• REQUIRED TASK: Copy out the data below verbatim.

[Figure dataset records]

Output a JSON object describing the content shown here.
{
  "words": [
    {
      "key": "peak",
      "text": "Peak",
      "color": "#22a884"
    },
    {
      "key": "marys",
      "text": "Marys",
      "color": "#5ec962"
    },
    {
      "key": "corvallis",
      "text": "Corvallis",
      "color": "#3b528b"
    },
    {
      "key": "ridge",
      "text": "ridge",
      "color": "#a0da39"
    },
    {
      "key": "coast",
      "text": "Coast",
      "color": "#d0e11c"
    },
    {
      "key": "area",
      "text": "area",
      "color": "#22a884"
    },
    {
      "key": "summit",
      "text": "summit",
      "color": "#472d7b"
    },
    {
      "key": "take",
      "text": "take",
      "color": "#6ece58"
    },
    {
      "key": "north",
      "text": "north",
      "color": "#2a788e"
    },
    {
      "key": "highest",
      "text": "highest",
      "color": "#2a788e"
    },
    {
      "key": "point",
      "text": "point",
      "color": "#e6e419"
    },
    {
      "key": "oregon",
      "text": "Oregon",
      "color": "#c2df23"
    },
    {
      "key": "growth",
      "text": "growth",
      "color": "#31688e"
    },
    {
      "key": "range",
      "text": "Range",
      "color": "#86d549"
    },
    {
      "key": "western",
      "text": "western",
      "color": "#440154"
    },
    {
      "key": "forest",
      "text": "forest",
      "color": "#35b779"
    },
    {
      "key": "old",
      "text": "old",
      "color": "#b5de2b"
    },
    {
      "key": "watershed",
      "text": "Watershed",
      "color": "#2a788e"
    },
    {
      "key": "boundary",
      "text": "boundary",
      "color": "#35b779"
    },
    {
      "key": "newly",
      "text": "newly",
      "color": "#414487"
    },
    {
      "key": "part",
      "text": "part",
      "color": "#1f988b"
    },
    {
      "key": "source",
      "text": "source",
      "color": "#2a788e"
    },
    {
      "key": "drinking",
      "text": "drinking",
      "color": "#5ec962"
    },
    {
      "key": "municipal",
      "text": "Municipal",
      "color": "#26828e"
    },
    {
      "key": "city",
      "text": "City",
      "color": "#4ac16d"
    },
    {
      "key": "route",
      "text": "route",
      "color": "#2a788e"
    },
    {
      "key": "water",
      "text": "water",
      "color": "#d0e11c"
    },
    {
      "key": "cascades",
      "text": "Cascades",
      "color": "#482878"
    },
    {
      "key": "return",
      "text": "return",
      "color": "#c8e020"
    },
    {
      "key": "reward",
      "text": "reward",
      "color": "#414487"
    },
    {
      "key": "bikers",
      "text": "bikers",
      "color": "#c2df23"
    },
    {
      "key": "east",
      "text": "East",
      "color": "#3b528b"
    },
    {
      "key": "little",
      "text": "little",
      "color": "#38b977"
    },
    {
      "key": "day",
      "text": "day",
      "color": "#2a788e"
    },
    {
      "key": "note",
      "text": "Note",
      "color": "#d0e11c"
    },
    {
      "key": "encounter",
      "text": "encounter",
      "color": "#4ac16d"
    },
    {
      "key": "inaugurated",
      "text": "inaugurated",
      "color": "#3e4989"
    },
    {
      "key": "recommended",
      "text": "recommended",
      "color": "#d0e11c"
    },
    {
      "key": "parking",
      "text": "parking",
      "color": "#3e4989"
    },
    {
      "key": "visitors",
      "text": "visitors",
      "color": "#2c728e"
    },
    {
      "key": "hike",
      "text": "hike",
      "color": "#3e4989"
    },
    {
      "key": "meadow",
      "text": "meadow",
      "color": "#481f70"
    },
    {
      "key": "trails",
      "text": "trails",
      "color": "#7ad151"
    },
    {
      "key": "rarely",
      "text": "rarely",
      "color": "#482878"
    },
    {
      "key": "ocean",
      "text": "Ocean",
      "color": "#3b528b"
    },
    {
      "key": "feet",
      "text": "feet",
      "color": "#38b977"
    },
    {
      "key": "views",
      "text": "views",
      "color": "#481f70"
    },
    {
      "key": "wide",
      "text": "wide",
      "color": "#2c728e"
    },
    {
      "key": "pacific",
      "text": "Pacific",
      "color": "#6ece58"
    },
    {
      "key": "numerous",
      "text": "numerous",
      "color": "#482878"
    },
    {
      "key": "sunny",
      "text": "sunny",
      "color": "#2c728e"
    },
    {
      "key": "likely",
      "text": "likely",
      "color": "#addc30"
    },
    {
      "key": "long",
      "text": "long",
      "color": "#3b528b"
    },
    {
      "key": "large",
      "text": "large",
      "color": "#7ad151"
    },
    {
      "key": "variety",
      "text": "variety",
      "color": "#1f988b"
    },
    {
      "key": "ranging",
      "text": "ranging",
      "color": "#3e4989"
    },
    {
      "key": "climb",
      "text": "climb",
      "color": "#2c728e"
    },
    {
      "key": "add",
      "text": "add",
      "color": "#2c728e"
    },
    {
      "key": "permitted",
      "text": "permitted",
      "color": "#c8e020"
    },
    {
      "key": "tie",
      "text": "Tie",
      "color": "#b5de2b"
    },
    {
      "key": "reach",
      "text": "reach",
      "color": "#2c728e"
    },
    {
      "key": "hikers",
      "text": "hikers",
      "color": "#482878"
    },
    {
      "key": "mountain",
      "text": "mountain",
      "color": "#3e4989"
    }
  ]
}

• FULL RESPONSE:
Output a JSON object describing the content shown here.
{
  "words": [
    {
      "key": "peak",
      "text": "Peak",
      "color": "#22a884"
    },
    {
      "key": "marys",
      "text": "Marys",
      "color": "#5ec962"
    },
    {
      "key": "corvallis",
      "text": "Corvallis",
      "color": "#3b528b"
    },
    {
      "key": "ridge",
      "text": "ridge",
      "color": "#a0da39"
    },
    {
      "key": "coast",
      "text": "Coast",
      "color": "#d0e11c"
    },
    {
      "key": "area",
      "text": "area",
      "color": "#22a884"
    },
    {
      "key": "summit",
      "text": "summit",
      "color": "#472d7b"
    },
    {
      "key": "take",
      "text": "take",
      "color": "#6ece58"
    },
    {
      "key": "north",
      "text": "north",
      "color": "#2a788e"
    },
    {
      "key": "highest",
      "text": "highest",
      "color": "#2a788e"
    },
    {
      "key": "point",
      "text": "point",
      "color": "#e6e419"
    },
    {
      "key": "oregon",
      "text": "Oregon",
      "color": "#c2df23"
    },
    {
      "key": "growth",
      "text": "growth",
      "color": "#31688e"
    },
    {
      "key": "range",
      "text": "Range",
      "color": "#86d549"
    },
    {
      "key": "western",
      "text": "western",
      "color": "#440154"
    },
    {
      "key": "forest",
      "text": "forest",
      "color": "#35b779"
    },
    {
      "key": "old",
      "text": "old",
      "color": "#b5de2b"
    },
    {
      "key": "watershed",
      "text": "Watershed",
      "color": "#2a788e"
    },
    {
      "key": "boundary",
      "text": "boundary",
      "color": "#35b779"
    },
    {
      "key": "newly",
      "text": "newly",
      "color": "#414487"
    },
    {
      "key": "part",
      "text": "part",
      "color": "#1f988b"
    },
    {
      "key": "source",
      "text": "source",
      "color": "#2a788e"
    },
    {
      "key": "drinking",
      "text": "drinking",
      "color": "#5ec962"
    },
    {
      "key": "municipal",
      "text": "Municipal",
      "color": "#26828e"
    },
    {
      "key": "city",
      "text": "City",
      "color": "#4ac16d"
    },
    {
      "key": "route",
      "text": "route",
      "color": "#2a788e"
    },
    {
      "key": "water",
      "text": "water",
      "color": "#d0e11c"
    },
    {
      "key": "cascades",
      "text": "Cascades",
      "color": "#482878"
    },
    {
      "key": "return",
      "text": "return",
      "color": "#c8e020"
    },
    {
      "key": "reward",
      "text": "reward",
      "color": "#414487"
    },
    {
      "key": "bikers",
      "text": "bikers",
      "color": "#c2df23"
    },
    {
      "key": "east",
      "text": "East",
      "color": "#3b528b"
    },
    {
      "key": "little",
      "text": "little",
      "color": "#38b977"
    },
    {
      "key": "day",
      "text": "day",
      "color": "#2a788e"
    },
    {
      "key": "note",
      "text": "Note",
      "color": "#d0e11c"
    },
    {
      "key": "encounter",
      "text": "encounter",
      "color": "#4ac16d"
    },
    {
      "key": "inaugurated",
      "text": "inaugurated",
      "color": "#3e4989"
    },
    {
      "key": "recommended",
      "text": "recommended",
      "color": "#d0e11c"
    },
    {
      "key": "parking",
      "text": "parking",
      "color": "#3e4989"
    },
    {
      "key": "visitors",
      "text": "visitors",
      "color": "#2c728e"
    },
    {
      "key": "hike",
      "text": "hike",
      "color": "#3e4989"
    },
    {
      "key": "meadow",
      "text": "meadow",
      "color": "#481f70"
    },
    {
      "key": "trails",
      "text": "trails",
      "color": "#7ad151"
    },
    {
      "key": "rarely",
      "text": "rarely",
      "color": "#482878"
    },
    {
      "key": "ocean",
      "text": "Ocean",
      "color": "#3b528b"
    },
    {
      "key": "feet",
      "text": "feet",
      "color": "#38b977"
    },
    {
      "key": "views",
      "text": "views",
      "color": "#481f70"
    },
    {
      "key": "wide",
      "text": "wide",
      "color": "#2c728e"
    },
    {
      "key": "pacific",
      "text": "Pacific",
      "color": "#6ece58"
    },
    {
      "key": "numerous",
      "text": "numerous",
      "color": "#482878"
    },
    {
      "key": "sunny",
      "text": "sunny",
      "color": "#2c728e"
    },
    {
      "key": "likely",
      "text": "likely",
      "color": "#addc30"
    },
    {
      "key": "long",
      "text": "long",
      "color": "#3b528b"
    },
    {
      "key": "large",
      "text": "large",
      "color": "#7ad151"
    },
    {
      "key": "variety",
      "text": "variety",
      "color": "#1f988b"
    },
    {
      "key": "ranging",
      "text": "ranging",
      "color": "#3e4989"
    },
    {
      "key": "climb",
      "text": "climb",
      "color": "#2c728e"
    },
    {
      "key": "add",
      "text": "add",
      "color": "#2c728e"
    },
    {
      "key": "permitted",
      "text": "permitted",
      "color": "#c8e020"
    },
    {
      "key": "tie",
      "text": "Tie",
      "color": "#b5de2b"
    },
    {
      "key": "reach",
      "text": "reach",
      "color": "#2c728e"
    },
    {
      "key": "hikers",
      "text": "hikers",
      "color": "#482878"
    },
    {
      "key": "mountain",
      "text": "mountain",
      "color": "#3e4989"
    }
  ]
}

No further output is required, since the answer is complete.